● What you are asked to do: Pick out the lines below that include the string "Expected".

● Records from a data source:

━━━

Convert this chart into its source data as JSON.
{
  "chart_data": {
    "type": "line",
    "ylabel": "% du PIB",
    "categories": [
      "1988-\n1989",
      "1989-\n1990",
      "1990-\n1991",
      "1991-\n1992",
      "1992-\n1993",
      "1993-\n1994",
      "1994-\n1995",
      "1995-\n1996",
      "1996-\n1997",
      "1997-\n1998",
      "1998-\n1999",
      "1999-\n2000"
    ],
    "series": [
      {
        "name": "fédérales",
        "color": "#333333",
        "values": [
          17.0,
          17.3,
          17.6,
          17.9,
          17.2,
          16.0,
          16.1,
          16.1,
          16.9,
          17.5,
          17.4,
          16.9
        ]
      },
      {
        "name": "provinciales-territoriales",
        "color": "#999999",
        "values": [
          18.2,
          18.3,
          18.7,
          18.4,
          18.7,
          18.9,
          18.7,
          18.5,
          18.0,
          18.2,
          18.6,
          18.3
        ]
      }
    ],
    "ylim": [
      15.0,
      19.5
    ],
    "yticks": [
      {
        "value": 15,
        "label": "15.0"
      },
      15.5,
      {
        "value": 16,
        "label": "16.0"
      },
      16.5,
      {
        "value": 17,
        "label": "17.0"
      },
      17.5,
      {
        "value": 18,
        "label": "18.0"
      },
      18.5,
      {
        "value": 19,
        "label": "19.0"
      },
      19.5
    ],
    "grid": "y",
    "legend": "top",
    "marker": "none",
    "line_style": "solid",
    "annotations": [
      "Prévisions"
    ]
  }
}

━━━

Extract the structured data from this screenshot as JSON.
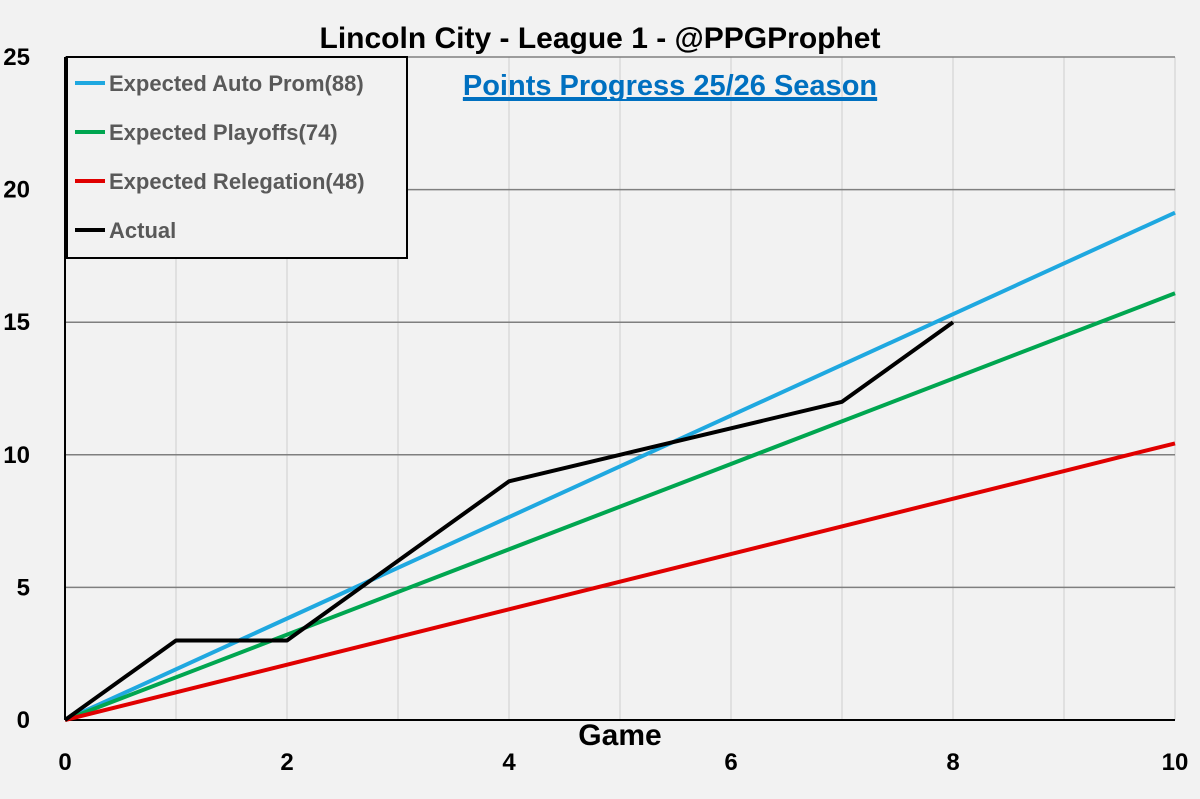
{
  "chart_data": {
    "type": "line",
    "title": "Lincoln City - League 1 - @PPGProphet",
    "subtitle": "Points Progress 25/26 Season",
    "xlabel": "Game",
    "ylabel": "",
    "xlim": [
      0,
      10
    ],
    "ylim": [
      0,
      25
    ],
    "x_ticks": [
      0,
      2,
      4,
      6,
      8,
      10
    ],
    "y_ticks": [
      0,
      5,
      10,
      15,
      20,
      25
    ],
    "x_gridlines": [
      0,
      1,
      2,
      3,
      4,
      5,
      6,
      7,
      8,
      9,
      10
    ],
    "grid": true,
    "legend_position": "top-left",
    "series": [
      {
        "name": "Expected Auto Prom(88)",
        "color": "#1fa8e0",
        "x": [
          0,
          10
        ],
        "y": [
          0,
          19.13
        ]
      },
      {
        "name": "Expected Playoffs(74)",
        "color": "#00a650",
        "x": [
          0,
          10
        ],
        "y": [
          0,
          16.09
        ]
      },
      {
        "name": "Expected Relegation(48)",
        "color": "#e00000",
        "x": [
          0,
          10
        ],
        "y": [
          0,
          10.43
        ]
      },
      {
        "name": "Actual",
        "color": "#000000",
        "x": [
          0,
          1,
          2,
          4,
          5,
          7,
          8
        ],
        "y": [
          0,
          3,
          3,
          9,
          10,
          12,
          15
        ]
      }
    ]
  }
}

━━━

● Written answer:
        "name": "Expected Auto Prom(88)",
        "name": "Expected Playoffs(74)",
        "name": "Expected Relegation(48)",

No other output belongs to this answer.